*GIVEN ENTRIES*.
====

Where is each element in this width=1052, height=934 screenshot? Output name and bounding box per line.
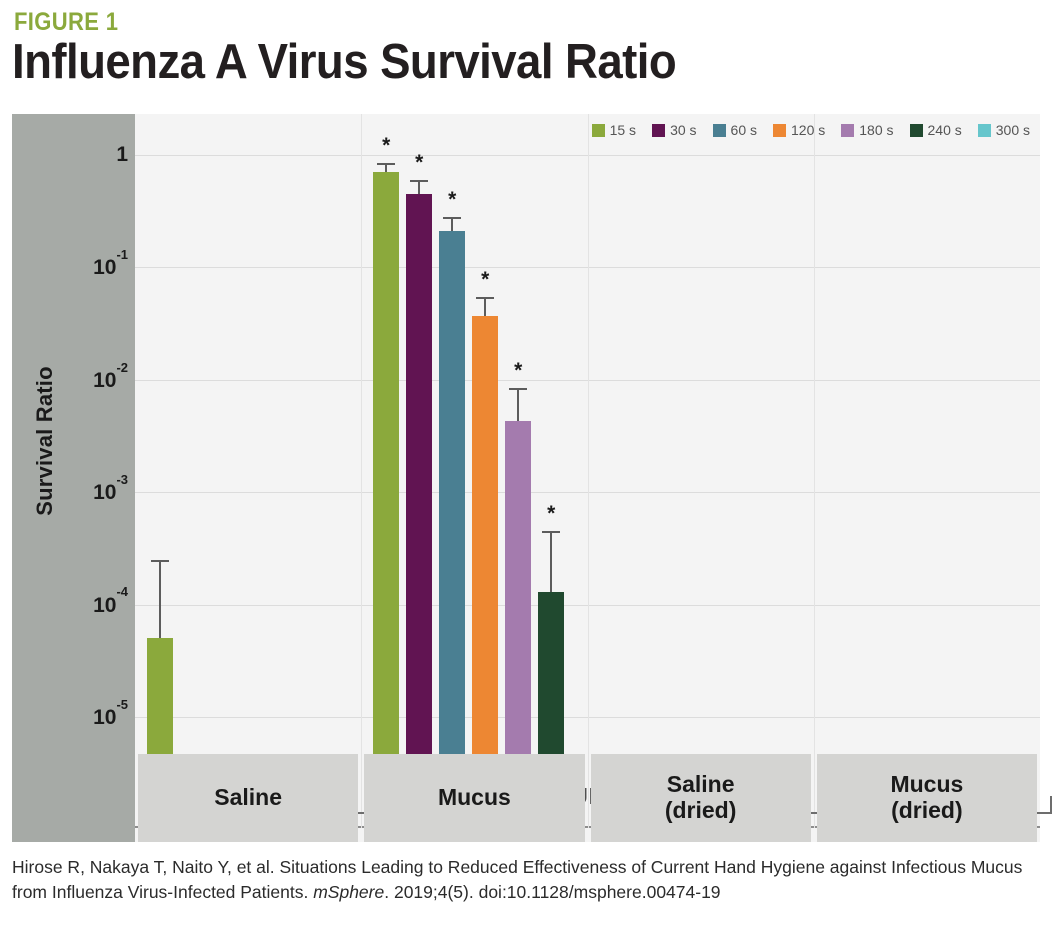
y-tick-label-1: 10-1: [93, 254, 128, 280]
group-separator-0: [361, 114, 362, 828]
legend-label-300s: 300 s: [996, 122, 1030, 138]
x-category-label: Saline: [214, 785, 282, 811]
y-axis-title: Survival Ratio: [32, 316, 58, 566]
legend-label-240s: 240 s: [928, 122, 962, 138]
y-tick-label-4: 10-4: [93, 592, 128, 618]
y-tick-label-2: 10-2: [93, 367, 128, 393]
bar-mucus-120s: [472, 316, 498, 828]
legend-swatch-icon-120s: [773, 124, 786, 137]
legend-item-60s[interactable]: 60 s: [713, 122, 757, 138]
x-category-label: Mucus: [438, 785, 511, 811]
error-bar-15s: [159, 560, 161, 639]
legend-swatch-icon-15s: [592, 124, 605, 137]
chart-legend: 15 s30 s60 s120 s180 s240 s300 s: [592, 122, 1030, 138]
x-category-cell-mucus: Mucus: [364, 754, 584, 842]
error-bar-180s: [517, 388, 519, 421]
caption-journal-name: mSphere: [313, 882, 384, 902]
error-bar-cap-15s: [377, 163, 395, 165]
figure-caption: Hirose R, Nakaya T, Naito Y, et al. Situ…: [12, 855, 1044, 906]
error-bar-30s: [418, 180, 420, 194]
significance-marker-180s: *: [514, 360, 522, 381]
legend-item-30s[interactable]: 30 s: [652, 122, 696, 138]
significance-marker-30s: *: [415, 152, 423, 173]
error-bar-cap-240s: [542, 531, 560, 533]
y-tick-label-3: 10-3: [93, 479, 128, 505]
group-separator-1: [588, 114, 589, 828]
error-bar-120s: [484, 297, 486, 316]
error-bar-60s: [451, 217, 453, 231]
significance-marker-15s: *: [382, 135, 390, 156]
error-bar-cap-120s: [476, 297, 494, 299]
legend-item-180s[interactable]: 180 s: [841, 122, 893, 138]
x-category-label: Saline(dried): [665, 772, 737, 824]
error-bar-cap-15s: [151, 560, 169, 562]
legend-label-180s: 180 s: [859, 122, 893, 138]
x-category-cell-saline-dried: Saline(dried): [591, 754, 811, 842]
legend-swatch-icon-300s: [978, 124, 991, 137]
plot-area: ******UDUDUDUD: [135, 114, 1040, 842]
y-axis-panel: Survival Ratio 110-110-210-310-410-5: [12, 114, 135, 842]
bar-mucus-15s: [373, 172, 399, 828]
x-category-cell-mucus-dried: Mucus(dried): [817, 754, 1037, 842]
plot-panel: ******UDUDUDUD 15 s30 s60 s120 s180 s240…: [135, 114, 1040, 842]
error-bar-cap-60s: [443, 217, 461, 219]
y-tick-label-5: 10-5: [93, 704, 128, 730]
figure-title: Influenza A Virus Survival Ratio: [12, 34, 676, 90]
legend-item-240s[interactable]: 240 s: [910, 122, 962, 138]
legend-swatch-icon-180s: [841, 124, 854, 137]
error-bar-cap-30s: [410, 180, 428, 182]
significance-marker-120s: *: [481, 269, 489, 290]
legend-label-60s: 60 s: [731, 122, 757, 138]
figure-page: FIGURE 1 Influenza A Virus Survival Rati…: [0, 0, 1052, 934]
legend-item-120s[interactable]: 120 s: [773, 122, 825, 138]
legend-item-15s[interactable]: 15 s: [592, 122, 636, 138]
legend-swatch-icon-240s: [910, 124, 923, 137]
legend-swatch-icon-30s: [652, 124, 665, 137]
caption-text-part2: . 2019;4(5). doi:10.1128/msphere.00474-1…: [384, 882, 720, 902]
x-category-cell-saline: Saline: [138, 754, 358, 842]
chart-container: Survival Ratio 110-110-210-310-410-5 ***…: [12, 114, 1040, 842]
bar-mucus-60s: [439, 231, 465, 828]
error-bar-cap-180s: [509, 388, 527, 390]
figure-number-label: FIGURE 1: [14, 8, 118, 37]
legend-item-300s[interactable]: 300 s: [978, 122, 1030, 138]
significance-marker-60s: *: [448, 189, 456, 210]
x-axis-category-band: SalineMucusSaline(dried)Mucus(dried): [135, 754, 1040, 842]
group-separator-2: [814, 114, 815, 828]
significance-marker-240s: *: [547, 503, 555, 524]
y-tick-label-0: 1: [116, 143, 128, 167]
bar-mucus-30s: [406, 194, 432, 828]
legend-label-120s: 120 s: [791, 122, 825, 138]
legend-label-15s: 15 s: [610, 122, 636, 138]
legend-label-30s: 30 s: [670, 122, 696, 138]
error-bar-240s: [550, 531, 552, 592]
x-category-label: Mucus(dried): [890, 772, 963, 824]
legend-swatch-icon-60s: [713, 124, 726, 137]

====

*YOUR GOAL*. The records above, minus their pictures, are to be returned verbatim.

*YOUR SOLUTION*.
Where is each element in this width=1052, height=934 screenshot? Output name and bounding box per line.
y-tick-label-1: 10-1: [93, 254, 128, 280]
group-separator-0: [361, 114, 362, 828]
legend-label-300s: 300 s: [996, 122, 1030, 138]
x-category-label: Saline: [214, 785, 282, 811]
y-axis-title: Survival Ratio: [32, 316, 58, 566]
legend-label-240s: 240 s: [928, 122, 962, 138]
y-tick-label-4: 10-4: [93, 592, 128, 618]
y-tick-label-2: 10-2: [93, 367, 128, 393]
bar-mucus-120s: [472, 316, 498, 828]
legend-swatch-icon-120s: [773, 124, 786, 137]
legend-item-60s[interactable]: 60 s: [713, 122, 757, 138]
x-category-label: Mucus: [438, 785, 511, 811]
error-bar-15s: [159, 560, 161, 639]
legend-swatch-icon-15s: [592, 124, 605, 137]
chart-legend: 15 s30 s60 s120 s180 s240 s300 s: [592, 122, 1030, 138]
x-category-cell-mucus: Mucus: [364, 754, 584, 842]
error-bar-180s: [517, 388, 519, 421]
caption-journal-name: mSphere: [313, 882, 384, 902]
error-bar-cap-15s: [377, 163, 395, 165]
figure-caption: Hirose R, Nakaya T, Naito Y, et al. Situ…: [12, 855, 1044, 906]
error-bar-30s: [418, 180, 420, 194]
significance-marker-180s: *: [514, 360, 522, 381]
legend-item-30s[interactable]: 30 s: [652, 122, 696, 138]
significance-marker-30s: *: [415, 152, 423, 173]
error-bar-cap-240s: [542, 531, 560, 533]
y-tick-label-3: 10-3: [93, 479, 128, 505]
group-separator-1: [588, 114, 589, 828]
error-bar-120s: [484, 297, 486, 316]
error-bar-60s: [451, 217, 453, 231]
significance-marker-15s: *: [382, 135, 390, 156]
error-bar-cap-120s: [476, 297, 494, 299]
legend-item-180s[interactable]: 180 s: [841, 122, 893, 138]
x-category-label: Saline(dried): [665, 772, 737, 824]
error-bar-cap-15s: [151, 560, 169, 562]
legend-label-180s: 180 s: [859, 122, 893, 138]
x-category-cell-saline-dried: Saline(dried): [591, 754, 811, 842]
legend-swatch-icon-300s: [978, 124, 991, 137]
plot-area: ******UDUDUDUD: [135, 114, 1040, 842]
y-axis-panel: Survival Ratio 110-110-210-310-410-5: [12, 114, 135, 842]
bar-mucus-15s: [373, 172, 399, 828]
x-category-cell-mucus-dried: Mucus(dried): [817, 754, 1037, 842]
plot-panel: ******UDUDUDUD 15 s30 s60 s120 s180 s240…: [135, 114, 1040, 842]
error-bar-cap-60s: [443, 217, 461, 219]
y-tick-label-5: 10-5: [93, 704, 128, 730]
figure-title: Influenza A Virus Survival Ratio: [12, 34, 676, 90]
legend-item-240s[interactable]: 240 s: [910, 122, 962, 138]
legend-swatch-icon-180s: [841, 124, 854, 137]
error-bar-cap-30s: [410, 180, 428, 182]
significance-marker-120s: *: [481, 269, 489, 290]
legend-label-60s: 60 s: [731, 122, 757, 138]
figure-page: FIGURE 1 Influenza A Virus Survival Rati…: [0, 0, 1052, 934]
legend-item-120s[interactable]: 120 s: [773, 122, 825, 138]
legend-item-15s[interactable]: 15 s: [592, 122, 636, 138]
legend-swatch-icon-240s: [910, 124, 923, 137]
legend-swatch-icon-30s: [652, 124, 665, 137]
caption-text-part2: . 2019;4(5). doi:10.1128/msphere.00474-1…: [384, 882, 720, 902]
x-category-cell-saline: Saline: [138, 754, 358, 842]
chart-container: Survival Ratio 110-110-210-310-410-5 ***…: [12, 114, 1040, 842]
bar-mucus-60s: [439, 231, 465, 828]
error-bar-cap-180s: [509, 388, 527, 390]
figure-number-label: FIGURE 1: [14, 8, 118, 37]
legend-item-300s[interactable]: 300 s: [978, 122, 1030, 138]
significance-marker-60s: *: [448, 189, 456, 210]
x-axis-category-band: SalineMucusSaline(dried)Mucus(dried): [135, 754, 1040, 842]
group-separator-2: [814, 114, 815, 828]
significance-marker-240s: *: [547, 503, 555, 524]
y-tick-label-0: 1: [116, 143, 128, 167]
bar-mucus-30s: [406, 194, 432, 828]
legend-label-120s: 120 s: [791, 122, 825, 138]
legend-label-15s: 15 s: [610, 122, 636, 138]
legend-label-30s: 30 s: [670, 122, 696, 138]
error-bar-240s: [550, 531, 552, 592]
x-category-label: Mucus(dried): [890, 772, 963, 824]
legend-swatch-icon-60s: [713, 124, 726, 137]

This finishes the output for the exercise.